What the task asks.
Using the material below, copy every line where "stiff" appears.

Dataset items
--- --- ---

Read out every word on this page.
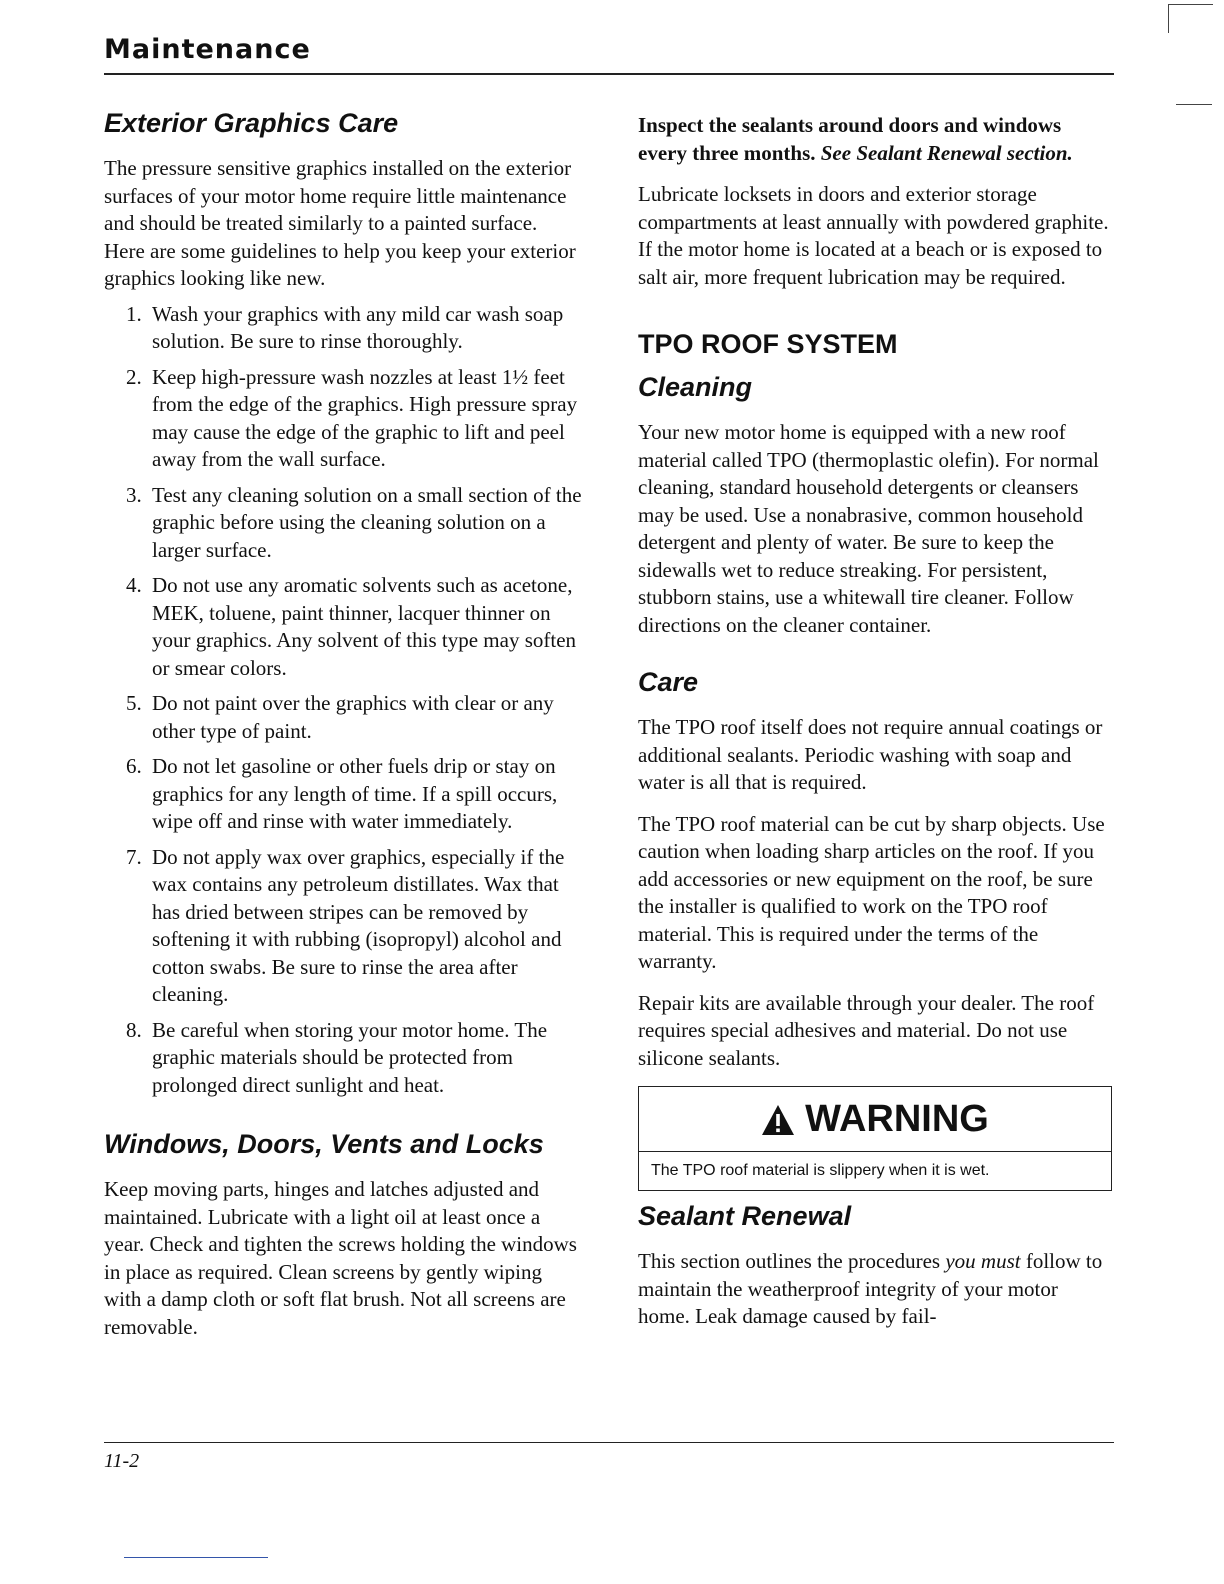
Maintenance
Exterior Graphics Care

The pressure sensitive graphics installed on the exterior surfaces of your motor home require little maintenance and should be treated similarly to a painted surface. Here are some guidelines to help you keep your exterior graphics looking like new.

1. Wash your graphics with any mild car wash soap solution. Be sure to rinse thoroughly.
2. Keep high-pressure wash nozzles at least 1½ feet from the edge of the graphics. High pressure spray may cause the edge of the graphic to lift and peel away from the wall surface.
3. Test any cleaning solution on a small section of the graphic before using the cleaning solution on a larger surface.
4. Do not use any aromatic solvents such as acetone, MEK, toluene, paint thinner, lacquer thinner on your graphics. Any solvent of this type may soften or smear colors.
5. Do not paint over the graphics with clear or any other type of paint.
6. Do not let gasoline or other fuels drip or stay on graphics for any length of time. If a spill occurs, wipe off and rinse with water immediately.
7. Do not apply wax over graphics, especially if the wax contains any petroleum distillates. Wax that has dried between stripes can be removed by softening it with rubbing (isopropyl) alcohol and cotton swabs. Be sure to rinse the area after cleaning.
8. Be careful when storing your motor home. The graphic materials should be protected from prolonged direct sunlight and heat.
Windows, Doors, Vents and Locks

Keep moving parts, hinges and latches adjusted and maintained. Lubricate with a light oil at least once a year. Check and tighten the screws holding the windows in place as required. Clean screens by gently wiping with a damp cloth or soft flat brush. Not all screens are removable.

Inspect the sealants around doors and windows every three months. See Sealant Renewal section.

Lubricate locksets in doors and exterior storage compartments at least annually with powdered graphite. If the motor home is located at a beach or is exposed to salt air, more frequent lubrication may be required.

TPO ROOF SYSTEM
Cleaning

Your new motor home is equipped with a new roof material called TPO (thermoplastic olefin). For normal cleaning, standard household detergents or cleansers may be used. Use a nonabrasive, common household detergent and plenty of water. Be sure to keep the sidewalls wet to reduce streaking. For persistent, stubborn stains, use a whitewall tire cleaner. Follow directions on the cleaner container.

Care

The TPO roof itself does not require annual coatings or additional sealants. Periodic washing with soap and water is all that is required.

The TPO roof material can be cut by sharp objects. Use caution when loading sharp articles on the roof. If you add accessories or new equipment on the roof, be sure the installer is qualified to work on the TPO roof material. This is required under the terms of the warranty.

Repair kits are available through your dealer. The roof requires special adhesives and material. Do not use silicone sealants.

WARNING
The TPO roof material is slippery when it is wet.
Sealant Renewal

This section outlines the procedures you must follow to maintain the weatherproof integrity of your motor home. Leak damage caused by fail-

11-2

--- --- ---

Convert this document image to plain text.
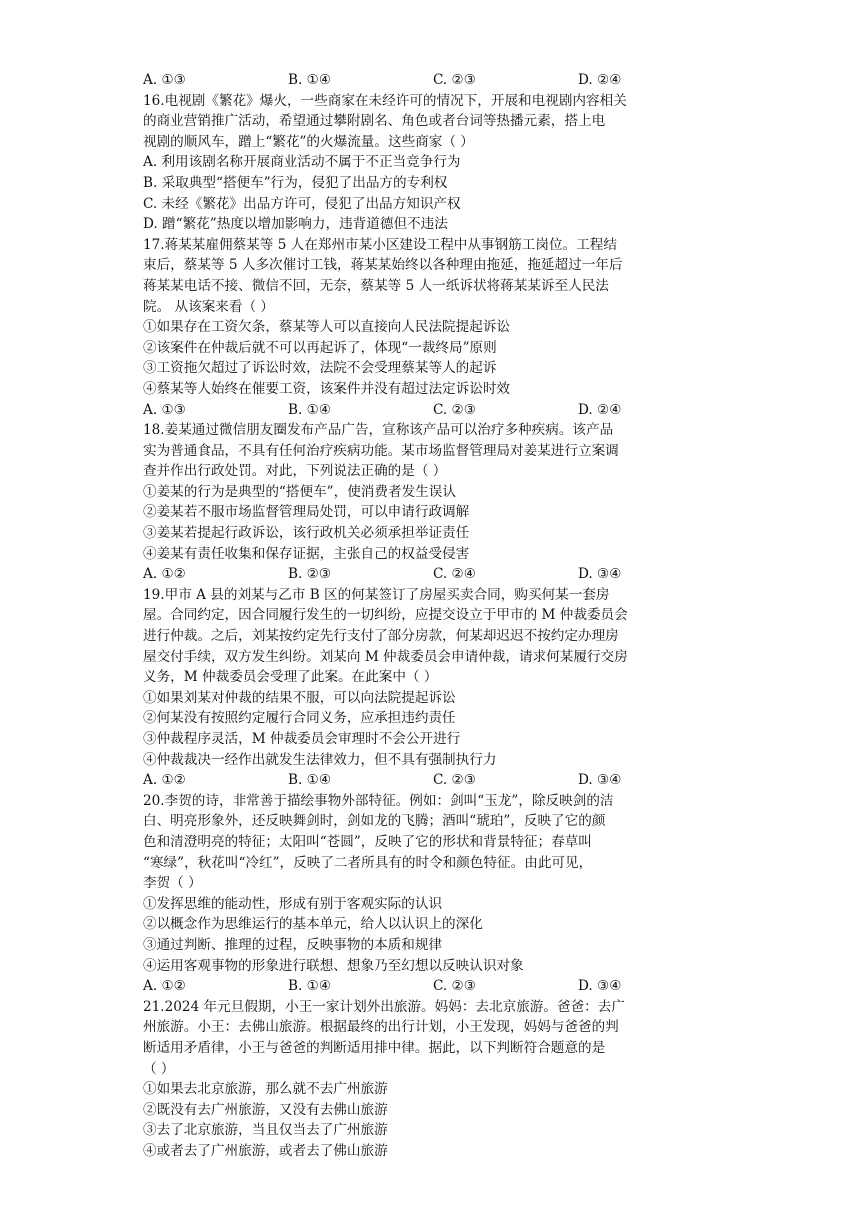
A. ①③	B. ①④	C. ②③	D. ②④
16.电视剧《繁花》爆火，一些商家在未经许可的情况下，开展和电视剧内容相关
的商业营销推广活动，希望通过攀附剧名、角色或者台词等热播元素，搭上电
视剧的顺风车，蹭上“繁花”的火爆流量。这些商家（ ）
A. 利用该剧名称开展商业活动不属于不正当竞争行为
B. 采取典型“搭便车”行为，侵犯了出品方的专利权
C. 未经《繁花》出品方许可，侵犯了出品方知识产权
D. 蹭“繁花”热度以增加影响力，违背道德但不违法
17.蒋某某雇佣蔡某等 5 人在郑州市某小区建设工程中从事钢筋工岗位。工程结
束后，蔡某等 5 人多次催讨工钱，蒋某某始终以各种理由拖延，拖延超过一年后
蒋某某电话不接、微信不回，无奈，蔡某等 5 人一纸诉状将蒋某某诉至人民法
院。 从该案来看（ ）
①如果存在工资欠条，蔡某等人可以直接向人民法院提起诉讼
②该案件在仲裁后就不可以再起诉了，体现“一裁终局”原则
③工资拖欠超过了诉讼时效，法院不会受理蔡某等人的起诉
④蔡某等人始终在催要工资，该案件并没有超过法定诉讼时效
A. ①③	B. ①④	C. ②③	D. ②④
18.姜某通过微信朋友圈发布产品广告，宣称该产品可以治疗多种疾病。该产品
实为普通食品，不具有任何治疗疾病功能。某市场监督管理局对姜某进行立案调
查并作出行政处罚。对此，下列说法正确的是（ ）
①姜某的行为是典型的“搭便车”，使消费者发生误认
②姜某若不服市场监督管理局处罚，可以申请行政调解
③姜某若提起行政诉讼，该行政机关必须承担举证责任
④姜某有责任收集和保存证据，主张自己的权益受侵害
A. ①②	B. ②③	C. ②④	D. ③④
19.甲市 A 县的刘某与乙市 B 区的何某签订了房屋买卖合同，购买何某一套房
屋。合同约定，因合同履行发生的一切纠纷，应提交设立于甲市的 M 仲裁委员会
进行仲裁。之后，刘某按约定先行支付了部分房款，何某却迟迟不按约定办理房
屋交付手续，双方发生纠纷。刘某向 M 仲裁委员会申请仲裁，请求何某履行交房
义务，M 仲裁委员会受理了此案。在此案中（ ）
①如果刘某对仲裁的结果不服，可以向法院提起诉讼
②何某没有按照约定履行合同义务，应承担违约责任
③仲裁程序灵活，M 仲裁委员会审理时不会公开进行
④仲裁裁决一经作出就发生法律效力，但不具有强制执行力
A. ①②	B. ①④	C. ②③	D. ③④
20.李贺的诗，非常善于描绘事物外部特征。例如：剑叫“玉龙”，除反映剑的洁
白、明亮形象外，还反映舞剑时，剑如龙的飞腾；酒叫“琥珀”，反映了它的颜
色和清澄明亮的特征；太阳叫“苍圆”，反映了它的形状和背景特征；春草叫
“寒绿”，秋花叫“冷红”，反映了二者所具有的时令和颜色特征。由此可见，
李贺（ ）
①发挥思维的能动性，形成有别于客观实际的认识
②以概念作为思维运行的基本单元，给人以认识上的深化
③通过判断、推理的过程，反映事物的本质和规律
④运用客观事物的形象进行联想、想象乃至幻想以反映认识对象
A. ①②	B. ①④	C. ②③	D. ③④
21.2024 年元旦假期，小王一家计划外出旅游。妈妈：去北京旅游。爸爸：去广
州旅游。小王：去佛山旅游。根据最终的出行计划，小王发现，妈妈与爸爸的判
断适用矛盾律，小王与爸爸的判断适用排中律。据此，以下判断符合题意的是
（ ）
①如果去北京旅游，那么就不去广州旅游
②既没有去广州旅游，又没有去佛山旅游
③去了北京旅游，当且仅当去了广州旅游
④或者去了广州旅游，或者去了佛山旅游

--- --- ---

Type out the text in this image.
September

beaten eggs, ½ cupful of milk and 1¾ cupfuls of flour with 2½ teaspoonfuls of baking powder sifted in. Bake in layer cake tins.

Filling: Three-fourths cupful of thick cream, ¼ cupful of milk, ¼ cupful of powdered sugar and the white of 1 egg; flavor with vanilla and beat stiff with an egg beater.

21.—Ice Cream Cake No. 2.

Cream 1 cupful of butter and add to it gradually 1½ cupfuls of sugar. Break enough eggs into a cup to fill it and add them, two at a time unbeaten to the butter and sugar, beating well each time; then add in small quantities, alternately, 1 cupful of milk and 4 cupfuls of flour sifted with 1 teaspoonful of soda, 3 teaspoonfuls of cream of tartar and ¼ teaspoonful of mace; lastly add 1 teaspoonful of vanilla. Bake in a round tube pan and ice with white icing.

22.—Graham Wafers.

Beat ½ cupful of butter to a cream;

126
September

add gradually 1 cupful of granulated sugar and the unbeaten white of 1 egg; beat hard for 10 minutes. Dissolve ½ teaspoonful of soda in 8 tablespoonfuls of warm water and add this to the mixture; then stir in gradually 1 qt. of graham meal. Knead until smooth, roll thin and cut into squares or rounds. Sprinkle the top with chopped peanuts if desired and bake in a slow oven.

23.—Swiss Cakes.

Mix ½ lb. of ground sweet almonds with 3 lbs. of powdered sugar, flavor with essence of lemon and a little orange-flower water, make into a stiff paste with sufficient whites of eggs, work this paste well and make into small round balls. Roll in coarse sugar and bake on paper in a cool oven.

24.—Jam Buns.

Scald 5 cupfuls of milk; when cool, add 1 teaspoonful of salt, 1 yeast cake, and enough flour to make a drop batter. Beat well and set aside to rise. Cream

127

--- --- ---

Solution.
Filling: Three-fourths cupful of thick cream, ¼ cupful of milk, ¼ cupful of powdered sugar and the white of 1 egg; flavor with vanilla and beat stiff with an egg beater.
Mix ½ lb. of ground sweet almonds with 3 lbs. of powdered sugar, flavor with essence of lemon and a little orange-flower water, make into a stiff paste with sufficient whites of eggs, work this paste well and make into small round balls. Roll in coarse sugar and bake on paper in a cool oven.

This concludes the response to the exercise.